§ **CONSEGNA**:
Rispondi a queste domande sul brano da leggere.
1. In quale città i manifestanti sono entrati nella redazione de La Stampa?
2. Quando è stata conferita ad Albanese la cittadinanza onoraria di Bologna?
3. Di quale partito è capogruppo comunale Matteo Di Benedetto?

§ **BRANO DA LEGGERE**:
══════════
Pericolo scampato, almeno per il momento. Rischiavano di avere conseguenze anche a Bologna le dichiarazioni di Francesca Albanese, relatrice speciale delle Nazioni Unite per i territori palestinesi occupati, che nei giorni scorsi, pur condannando l’irruzione di un centinaio di manifestanti proPal nella redazione del quotidiano La Stampa a Torino, aveva aggiunto: “Ma al tempo stesso questo sia anche un monito alla stampa per tornare a fare il proprio lavoro, per riportare i fatti al centro del loro lavoro e, se riuscissero a permetterselo, anche un minimo di analisi e contestualizzazione”.
Lunedì primo dicembre, infatti, durante la seduta del consiglio comunale di Bologna la maggioranza ha votato l’ammissibilità – ma non l’urgenza – di un ordine del giorno presentato dalle opposizioni per chiedere di revocare ad Albanese la cittadinanza onoraria, conferita alla relatrice Onu meno di due mesi fa, a inizio ottobre.
Il consiglio comunale, dunque, ha deciso di non ritornare sui propri passi, nonostante alcuni dissensi interni alla maggioranza. Una presa di posizione politica “vergognosa”, ha commentato il capogruppo comunale della Lega Matteo Di Benedetto, primo firmatario dell’ordine del giorno, “da parte di una sinistra che non riesce a prendere le distanze da Albanese”.
Il consigliere di Fratelli d’Italia Stanzani, invece, ha sottolineato che “anche chi si era espresso contro la cittadinanza ad Albanese poi ha votato contro la revoca oppure è uscito dall’aula”: il riferimento è alla consigliera Cristina Ceretti, del Partito Democratico, e a Filippo Diaco, della lista Anche tu conti, che nei giorni scorsi aveva espresso le sue criticità su Albanese.
A difesa della relatrice delle Nazioni Unite si è schierato invece il consigliere di Coalizione civica Detjon Begaj: “Sul banco degli imputati non c’è Francesca Albanese, ma la scelta di questa maggioranza di essere dalla parte giusta della storia, cioè dalla parte di chi, in una istituzione internazionale, ha definito un genocidio quello che è un genocidio non ancora concluso”. Begaj l’ha definita “una polemica assurda: Albanese è una figura di riferimento non perché è simpatica o antipatica, ma perché ha fatto un lavoro meticoloso sul genocidio” in Palestina.
Sulla stessa linea anche Giacomo Tarsitano, consigliere comunale della lista Matteo Lepore sindaco: “Mi preoccupa l’attenzione ossessiva che si rivolge alle parole di Francesca Albanese, mentre la stessa attenzione non è stata mai data ai contenuti dei suoi report sul genocidio a Gaza”.
══════════
§ **RIGHE FORNITE**:
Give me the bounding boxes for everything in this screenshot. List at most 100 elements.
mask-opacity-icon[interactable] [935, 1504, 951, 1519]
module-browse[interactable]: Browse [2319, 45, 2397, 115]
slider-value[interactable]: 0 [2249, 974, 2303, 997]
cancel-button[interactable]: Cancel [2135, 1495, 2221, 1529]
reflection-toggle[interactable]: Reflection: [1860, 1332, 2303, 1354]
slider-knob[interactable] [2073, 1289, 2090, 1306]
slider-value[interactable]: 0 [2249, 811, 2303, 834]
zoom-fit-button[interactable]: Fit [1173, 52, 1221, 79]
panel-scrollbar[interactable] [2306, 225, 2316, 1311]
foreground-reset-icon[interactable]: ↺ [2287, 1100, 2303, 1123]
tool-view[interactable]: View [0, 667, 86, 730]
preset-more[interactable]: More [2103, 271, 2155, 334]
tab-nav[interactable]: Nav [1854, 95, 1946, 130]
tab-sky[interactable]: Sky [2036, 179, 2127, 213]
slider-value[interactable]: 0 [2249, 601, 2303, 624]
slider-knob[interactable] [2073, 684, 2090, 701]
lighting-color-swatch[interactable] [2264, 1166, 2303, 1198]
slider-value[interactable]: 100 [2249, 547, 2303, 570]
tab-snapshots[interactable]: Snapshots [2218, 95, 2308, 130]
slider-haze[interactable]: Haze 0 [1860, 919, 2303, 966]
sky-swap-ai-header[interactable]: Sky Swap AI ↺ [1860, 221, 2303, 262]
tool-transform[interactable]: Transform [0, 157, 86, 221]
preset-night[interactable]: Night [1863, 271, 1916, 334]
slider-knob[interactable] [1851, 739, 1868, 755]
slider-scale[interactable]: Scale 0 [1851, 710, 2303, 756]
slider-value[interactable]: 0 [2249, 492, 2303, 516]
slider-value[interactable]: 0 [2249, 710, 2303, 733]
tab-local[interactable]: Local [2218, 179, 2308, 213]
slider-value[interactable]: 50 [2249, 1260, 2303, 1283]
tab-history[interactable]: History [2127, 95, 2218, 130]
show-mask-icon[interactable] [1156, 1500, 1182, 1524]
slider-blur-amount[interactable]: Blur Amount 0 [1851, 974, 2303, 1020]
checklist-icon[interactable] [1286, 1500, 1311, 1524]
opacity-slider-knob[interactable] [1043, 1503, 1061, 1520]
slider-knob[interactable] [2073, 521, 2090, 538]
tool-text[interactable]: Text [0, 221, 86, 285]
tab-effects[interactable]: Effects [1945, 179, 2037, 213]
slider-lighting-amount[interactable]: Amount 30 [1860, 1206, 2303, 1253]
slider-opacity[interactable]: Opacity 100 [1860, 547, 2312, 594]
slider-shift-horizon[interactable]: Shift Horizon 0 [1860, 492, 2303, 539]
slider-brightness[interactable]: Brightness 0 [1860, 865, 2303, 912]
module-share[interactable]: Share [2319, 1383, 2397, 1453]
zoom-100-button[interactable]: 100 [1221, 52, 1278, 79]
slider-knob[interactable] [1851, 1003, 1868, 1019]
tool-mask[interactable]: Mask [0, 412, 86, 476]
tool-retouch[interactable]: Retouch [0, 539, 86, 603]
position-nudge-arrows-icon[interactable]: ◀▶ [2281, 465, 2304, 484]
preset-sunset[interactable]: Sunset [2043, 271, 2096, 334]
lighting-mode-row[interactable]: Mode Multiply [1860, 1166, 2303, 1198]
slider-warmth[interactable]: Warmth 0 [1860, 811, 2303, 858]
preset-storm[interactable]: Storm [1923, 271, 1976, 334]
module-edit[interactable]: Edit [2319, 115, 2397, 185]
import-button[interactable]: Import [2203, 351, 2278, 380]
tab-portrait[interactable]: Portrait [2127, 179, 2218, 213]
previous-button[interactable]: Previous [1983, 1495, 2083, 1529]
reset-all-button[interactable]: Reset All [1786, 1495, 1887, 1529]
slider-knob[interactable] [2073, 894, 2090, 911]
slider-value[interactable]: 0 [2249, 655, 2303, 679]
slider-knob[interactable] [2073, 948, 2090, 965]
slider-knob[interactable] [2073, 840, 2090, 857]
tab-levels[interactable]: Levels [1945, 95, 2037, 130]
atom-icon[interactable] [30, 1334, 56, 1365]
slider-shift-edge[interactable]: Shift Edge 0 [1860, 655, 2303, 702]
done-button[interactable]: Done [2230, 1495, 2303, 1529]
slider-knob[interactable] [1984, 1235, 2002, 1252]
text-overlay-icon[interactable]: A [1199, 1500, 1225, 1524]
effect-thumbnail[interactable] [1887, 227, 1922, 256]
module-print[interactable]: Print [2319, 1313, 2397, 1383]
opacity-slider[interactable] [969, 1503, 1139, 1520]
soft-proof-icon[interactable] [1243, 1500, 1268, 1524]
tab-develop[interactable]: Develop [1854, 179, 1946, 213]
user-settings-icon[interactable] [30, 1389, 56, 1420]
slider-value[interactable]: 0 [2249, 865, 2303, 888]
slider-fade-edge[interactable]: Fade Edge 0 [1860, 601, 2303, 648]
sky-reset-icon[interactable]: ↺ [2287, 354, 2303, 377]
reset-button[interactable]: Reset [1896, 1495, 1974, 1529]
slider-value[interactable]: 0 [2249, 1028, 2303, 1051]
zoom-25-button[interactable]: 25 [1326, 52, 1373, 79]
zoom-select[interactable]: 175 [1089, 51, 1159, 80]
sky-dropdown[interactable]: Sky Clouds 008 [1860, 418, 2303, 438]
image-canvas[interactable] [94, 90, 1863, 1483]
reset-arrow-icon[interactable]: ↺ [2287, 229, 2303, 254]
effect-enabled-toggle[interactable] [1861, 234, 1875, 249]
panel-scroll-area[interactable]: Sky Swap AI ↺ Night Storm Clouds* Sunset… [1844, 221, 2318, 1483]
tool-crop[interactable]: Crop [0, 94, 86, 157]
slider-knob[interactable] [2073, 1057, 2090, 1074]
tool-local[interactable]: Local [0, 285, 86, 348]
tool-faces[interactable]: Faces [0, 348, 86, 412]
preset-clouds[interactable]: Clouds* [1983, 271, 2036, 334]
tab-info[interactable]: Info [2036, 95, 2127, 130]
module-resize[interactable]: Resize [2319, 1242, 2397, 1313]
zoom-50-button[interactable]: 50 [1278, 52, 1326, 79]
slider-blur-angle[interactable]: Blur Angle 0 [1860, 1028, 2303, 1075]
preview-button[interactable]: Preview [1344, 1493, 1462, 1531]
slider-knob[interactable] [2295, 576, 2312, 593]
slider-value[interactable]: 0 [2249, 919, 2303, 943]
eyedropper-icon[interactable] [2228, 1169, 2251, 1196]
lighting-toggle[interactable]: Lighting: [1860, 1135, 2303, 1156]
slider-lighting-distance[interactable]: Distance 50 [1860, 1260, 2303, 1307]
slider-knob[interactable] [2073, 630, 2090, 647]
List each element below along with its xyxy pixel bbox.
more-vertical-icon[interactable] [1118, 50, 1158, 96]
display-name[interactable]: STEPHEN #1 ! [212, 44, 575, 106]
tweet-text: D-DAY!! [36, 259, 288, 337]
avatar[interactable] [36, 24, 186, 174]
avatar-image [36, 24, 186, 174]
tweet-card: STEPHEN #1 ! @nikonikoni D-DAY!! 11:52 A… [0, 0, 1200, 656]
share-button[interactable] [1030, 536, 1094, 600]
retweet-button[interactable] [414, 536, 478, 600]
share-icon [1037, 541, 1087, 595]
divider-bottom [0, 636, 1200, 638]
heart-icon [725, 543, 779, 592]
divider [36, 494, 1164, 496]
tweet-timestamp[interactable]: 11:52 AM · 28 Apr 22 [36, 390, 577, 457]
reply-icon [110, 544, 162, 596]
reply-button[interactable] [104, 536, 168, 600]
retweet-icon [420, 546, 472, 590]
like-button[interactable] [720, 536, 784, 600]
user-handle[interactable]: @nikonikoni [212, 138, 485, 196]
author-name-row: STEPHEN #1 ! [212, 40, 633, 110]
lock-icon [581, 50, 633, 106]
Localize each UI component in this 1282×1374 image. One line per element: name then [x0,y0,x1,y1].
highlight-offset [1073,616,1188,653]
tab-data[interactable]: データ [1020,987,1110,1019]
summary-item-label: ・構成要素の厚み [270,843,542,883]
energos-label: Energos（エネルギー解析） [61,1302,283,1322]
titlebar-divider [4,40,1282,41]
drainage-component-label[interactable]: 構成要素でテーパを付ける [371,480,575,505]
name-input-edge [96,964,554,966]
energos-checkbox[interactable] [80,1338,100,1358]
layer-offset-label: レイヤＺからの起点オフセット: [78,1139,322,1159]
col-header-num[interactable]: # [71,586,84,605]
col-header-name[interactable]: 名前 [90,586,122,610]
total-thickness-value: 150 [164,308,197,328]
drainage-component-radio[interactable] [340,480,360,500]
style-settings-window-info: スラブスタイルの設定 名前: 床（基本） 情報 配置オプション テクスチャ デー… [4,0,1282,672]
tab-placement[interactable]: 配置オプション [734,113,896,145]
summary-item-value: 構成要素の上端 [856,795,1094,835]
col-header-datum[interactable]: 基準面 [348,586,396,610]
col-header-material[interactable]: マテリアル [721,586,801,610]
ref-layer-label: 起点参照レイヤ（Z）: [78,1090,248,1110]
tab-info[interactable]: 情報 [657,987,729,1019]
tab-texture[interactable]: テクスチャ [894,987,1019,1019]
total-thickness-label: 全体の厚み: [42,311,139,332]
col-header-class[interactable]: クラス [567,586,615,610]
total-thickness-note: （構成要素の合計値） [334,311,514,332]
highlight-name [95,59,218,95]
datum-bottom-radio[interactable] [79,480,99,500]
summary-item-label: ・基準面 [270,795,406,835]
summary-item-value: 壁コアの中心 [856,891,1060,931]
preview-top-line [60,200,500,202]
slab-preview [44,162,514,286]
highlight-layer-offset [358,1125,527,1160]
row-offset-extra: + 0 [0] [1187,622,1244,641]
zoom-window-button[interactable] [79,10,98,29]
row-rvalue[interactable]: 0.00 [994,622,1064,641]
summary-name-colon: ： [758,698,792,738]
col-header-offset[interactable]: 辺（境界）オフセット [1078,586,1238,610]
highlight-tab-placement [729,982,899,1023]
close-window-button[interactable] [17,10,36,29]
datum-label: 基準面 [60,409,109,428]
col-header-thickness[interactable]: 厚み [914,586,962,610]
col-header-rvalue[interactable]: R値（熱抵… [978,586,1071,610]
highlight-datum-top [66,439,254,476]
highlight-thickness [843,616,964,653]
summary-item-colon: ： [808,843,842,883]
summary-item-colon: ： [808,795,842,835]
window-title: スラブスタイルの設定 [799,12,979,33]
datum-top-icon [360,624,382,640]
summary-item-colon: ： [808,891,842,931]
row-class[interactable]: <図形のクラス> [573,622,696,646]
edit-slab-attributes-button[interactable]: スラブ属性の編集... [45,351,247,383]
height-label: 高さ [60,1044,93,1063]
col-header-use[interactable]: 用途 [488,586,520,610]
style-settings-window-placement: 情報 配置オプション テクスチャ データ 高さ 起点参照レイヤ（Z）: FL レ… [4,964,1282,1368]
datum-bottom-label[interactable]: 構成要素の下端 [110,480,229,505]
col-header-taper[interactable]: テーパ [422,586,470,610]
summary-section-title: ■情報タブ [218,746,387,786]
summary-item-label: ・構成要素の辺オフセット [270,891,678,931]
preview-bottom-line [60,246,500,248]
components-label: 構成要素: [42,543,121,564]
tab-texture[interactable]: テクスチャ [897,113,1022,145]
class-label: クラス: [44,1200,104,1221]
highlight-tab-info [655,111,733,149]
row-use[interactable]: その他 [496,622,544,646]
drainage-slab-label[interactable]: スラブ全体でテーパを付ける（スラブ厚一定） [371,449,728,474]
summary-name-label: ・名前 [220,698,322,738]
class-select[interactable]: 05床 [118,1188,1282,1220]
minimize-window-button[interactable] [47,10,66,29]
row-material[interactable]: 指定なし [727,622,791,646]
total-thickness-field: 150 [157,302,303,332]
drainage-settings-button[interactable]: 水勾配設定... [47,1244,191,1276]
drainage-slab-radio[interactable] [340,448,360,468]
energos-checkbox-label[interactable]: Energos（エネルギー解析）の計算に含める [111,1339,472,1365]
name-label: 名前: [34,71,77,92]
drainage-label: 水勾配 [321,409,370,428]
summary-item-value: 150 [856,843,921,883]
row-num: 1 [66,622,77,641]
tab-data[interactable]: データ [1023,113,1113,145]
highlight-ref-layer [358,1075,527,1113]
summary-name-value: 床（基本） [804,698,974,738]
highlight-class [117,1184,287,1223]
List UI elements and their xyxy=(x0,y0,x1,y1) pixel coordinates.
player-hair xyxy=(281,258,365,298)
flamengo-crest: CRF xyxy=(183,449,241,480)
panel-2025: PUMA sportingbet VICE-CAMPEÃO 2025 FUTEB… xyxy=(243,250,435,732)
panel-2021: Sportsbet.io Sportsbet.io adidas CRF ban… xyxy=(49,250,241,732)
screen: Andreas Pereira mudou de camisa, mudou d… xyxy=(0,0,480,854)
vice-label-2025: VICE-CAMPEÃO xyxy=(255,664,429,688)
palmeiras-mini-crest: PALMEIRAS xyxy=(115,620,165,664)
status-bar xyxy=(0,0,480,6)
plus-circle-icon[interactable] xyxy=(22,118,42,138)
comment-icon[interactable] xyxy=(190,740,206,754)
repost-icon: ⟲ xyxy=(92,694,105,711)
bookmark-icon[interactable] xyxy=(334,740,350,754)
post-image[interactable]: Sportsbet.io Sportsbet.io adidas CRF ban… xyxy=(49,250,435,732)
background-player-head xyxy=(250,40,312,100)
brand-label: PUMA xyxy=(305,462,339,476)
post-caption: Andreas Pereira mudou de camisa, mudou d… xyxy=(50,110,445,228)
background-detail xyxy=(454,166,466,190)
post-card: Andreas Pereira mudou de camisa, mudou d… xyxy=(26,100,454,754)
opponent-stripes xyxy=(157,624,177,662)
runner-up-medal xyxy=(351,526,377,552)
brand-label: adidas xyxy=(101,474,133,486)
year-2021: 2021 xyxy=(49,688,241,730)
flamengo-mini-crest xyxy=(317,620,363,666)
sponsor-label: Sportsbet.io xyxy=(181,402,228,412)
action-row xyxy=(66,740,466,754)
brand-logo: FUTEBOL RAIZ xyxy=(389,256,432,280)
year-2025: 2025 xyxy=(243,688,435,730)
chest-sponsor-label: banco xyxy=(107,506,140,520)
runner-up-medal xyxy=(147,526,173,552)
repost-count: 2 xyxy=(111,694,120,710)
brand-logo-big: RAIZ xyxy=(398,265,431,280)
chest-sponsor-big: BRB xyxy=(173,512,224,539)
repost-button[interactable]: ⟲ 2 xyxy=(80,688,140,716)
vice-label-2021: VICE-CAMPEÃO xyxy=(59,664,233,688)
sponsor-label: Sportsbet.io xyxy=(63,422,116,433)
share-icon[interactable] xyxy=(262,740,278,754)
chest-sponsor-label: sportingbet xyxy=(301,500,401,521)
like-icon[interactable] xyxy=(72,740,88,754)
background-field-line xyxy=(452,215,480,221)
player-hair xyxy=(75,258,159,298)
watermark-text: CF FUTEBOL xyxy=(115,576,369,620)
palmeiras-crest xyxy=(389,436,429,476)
══════════
§ **RISPOSTA AL COMPITO**:
1. A Torino.
2. A inizio ottobre, meno di due mesi prima della seduta.
3. Della Lega.